▶ **Task requirements**
Select from the data all lines with the word "Количество".

▶ **Source records**
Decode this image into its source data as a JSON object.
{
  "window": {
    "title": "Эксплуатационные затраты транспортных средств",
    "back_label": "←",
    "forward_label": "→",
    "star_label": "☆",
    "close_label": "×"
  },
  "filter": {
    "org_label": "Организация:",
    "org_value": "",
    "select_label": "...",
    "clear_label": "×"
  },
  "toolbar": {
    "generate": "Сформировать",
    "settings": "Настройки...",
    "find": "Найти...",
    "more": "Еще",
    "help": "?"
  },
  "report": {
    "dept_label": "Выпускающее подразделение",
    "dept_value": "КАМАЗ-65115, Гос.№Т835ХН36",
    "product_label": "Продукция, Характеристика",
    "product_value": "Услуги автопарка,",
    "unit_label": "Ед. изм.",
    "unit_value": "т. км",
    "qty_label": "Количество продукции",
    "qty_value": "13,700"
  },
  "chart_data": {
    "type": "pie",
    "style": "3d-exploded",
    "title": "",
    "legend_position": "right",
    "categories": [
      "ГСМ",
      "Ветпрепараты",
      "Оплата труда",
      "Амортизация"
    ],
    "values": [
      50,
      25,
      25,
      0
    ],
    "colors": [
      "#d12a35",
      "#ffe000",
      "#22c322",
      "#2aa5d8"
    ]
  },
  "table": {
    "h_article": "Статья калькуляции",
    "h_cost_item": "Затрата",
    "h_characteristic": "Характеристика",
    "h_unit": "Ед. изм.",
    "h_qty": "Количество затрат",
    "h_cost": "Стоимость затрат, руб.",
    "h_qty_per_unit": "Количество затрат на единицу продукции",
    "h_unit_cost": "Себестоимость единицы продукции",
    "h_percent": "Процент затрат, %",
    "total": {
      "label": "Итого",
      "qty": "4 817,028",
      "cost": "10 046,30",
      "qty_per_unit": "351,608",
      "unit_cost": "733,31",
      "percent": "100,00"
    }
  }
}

▶ **Exercise result**
    "qty_label": "Количество продукции",
    "h_qty": "Количество затрат",
    "h_qty_per_unit": "Количество затрат на единицу продукции",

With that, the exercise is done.